=== Goal ===
The records underneath are to be repeated exactly, with the pictures left out.

=== Stored records ===
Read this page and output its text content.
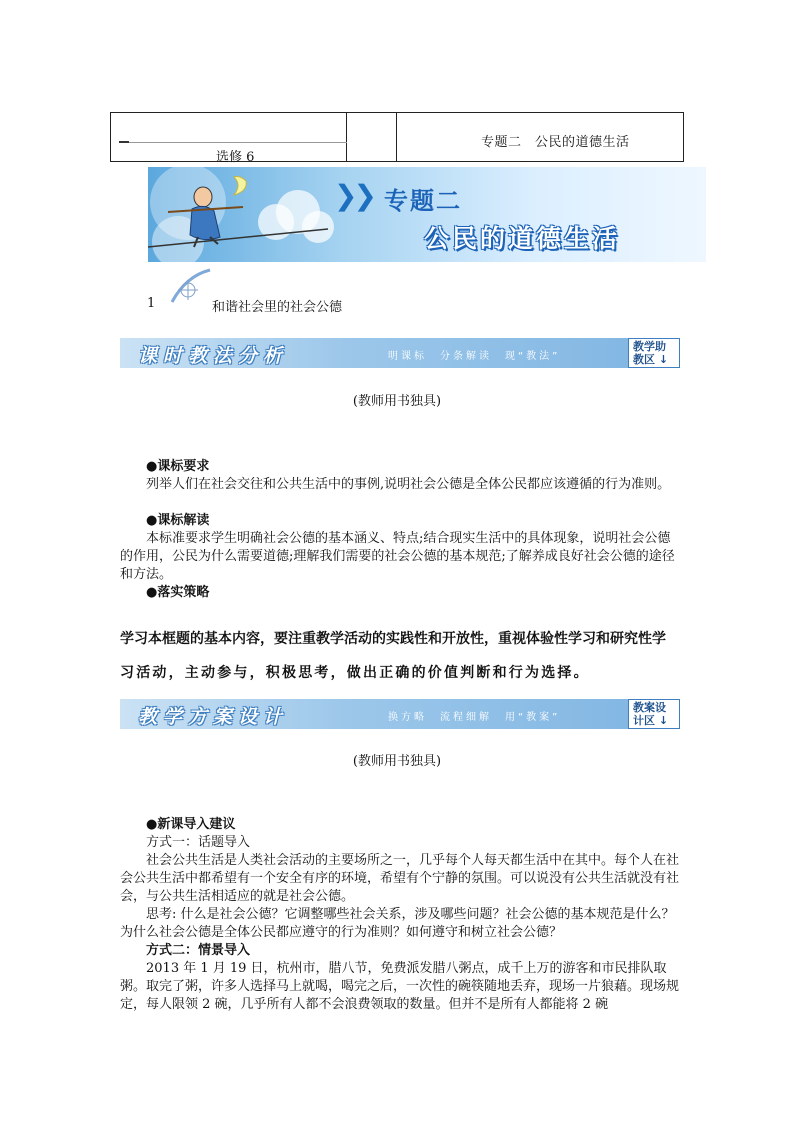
选修 6
专题二　公民的道德生活
❯❯ 专题二
公民的道德生活
1	和谐社会里的社会公德
课时教法分析	明课标　分条解读　现“教法”
教学助
教区 ↓
(教师用书独具)

●课标要求

列举人们在社会交往和公共生活中的事例,说明社会公德是全体公民都应该遵循的行为准则。

●课标解读

本标准要求学生明确社会公德的基本涵义、特点;结合现实生活中的具体现象，说明社会公德的作用，公民为什么需要道德;理解我们需要的社会公德的基本规范;了解养成良好社会公德的途径和方法。

●落实策略

学习本框题的基本内容，要注重教学活动的实践性和开放性，重视体验性学习和研究性学
习活动，主动参与，积极思考，做出正确的价值判断和行为选择。
教学方案设计	换方略　流程细解　用“教案”
教案设
计区 ↓
(教师用书独具)

●新课导入建议

方式一：话题导入

社会公共生活是人类社会活动的主要场所之一，几乎每个人每天都生活中在其中。每个人在社会公共生活中都希望有一个安全有序的环境，希望有个宁静的氛围。可以说没有公共生活就没有社会，与公共生活相适应的就是社会公德。

思考: 什么是社会公德？它调整哪些社会关系，涉及哪些问题？社会公德的基本规范是什么？为什么社会公德是全体公民都应遵守的行为准则？如何遵守和树立社会公德？

方式二：情景导入

2013 年 1 月 19 日，杭州市，腊八节，免费派发腊八粥点，成千上万的游客和市民排队取粥。取完了粥，许多人选择马上就喝，喝完之后，一次性的碗筷随地丢弃，现场一片狼藉。现场规定，每人限领 2 碗，几乎所有人都不会浪费领取的数量。但并不是所有人都能将 2 碗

=== Response for this exercise ===
Read this page and output its text content.
选修 6
专题二　公民的道德生活
❯❯ 专题二
公民的道德生活
1	和谐社会里的社会公德
课时教法分析	明课标　分条解读　现“教法”
教学助
教区 ↓
(教师用书独具)

●课标要求

列举人们在社会交往和公共生活中的事例,说明社会公德是全体公民都应该遵循的行为准则。

●课标解读

本标准要求学生明确社会公德的基本涵义、特点;结合现实生活中的具体现象，说明社会公德的作用，公民为什么需要道德;理解我们需要的社会公德的基本规范;了解养成良好社会公德的途径和方法。

●落实策略

学习本框题的基本内容，要注重教学活动的实践性和开放性，重视体验性学习和研究性学
习活动，主动参与，积极思考，做出正确的价值判断和行为选择。
教学方案设计	换方略　流程细解　用“教案”
教案设
计区 ↓
(教师用书独具)

●新课导入建议

方式一：话题导入

社会公共生活是人类社会活动的主要场所之一，几乎每个人每天都生活中在其中。每个人在社会公共生活中都希望有一个安全有序的环境，希望有个宁静的氛围。可以说没有公共生活就没有社会，与公共生活相适应的就是社会公德。

思考: 什么是社会公德？它调整哪些社会关系，涉及哪些问题？社会公德的基本规范是什么？为什么社会公德是全体公民都应遵守的行为准则？如何遵守和树立社会公德？

方式二：情景导入

2013 年 1 月 19 日，杭州市，腊八节，免费派发腊八粥点，成千上万的游客和市民排队取粥。取完了粥，许多人选择马上就喝，喝完之后，一次性的碗筷随地丢弃，现场一片狼藉。现场规定，每人限领 2 碗，几乎所有人都不会浪费领取的数量。但并不是所有人都能将 2 碗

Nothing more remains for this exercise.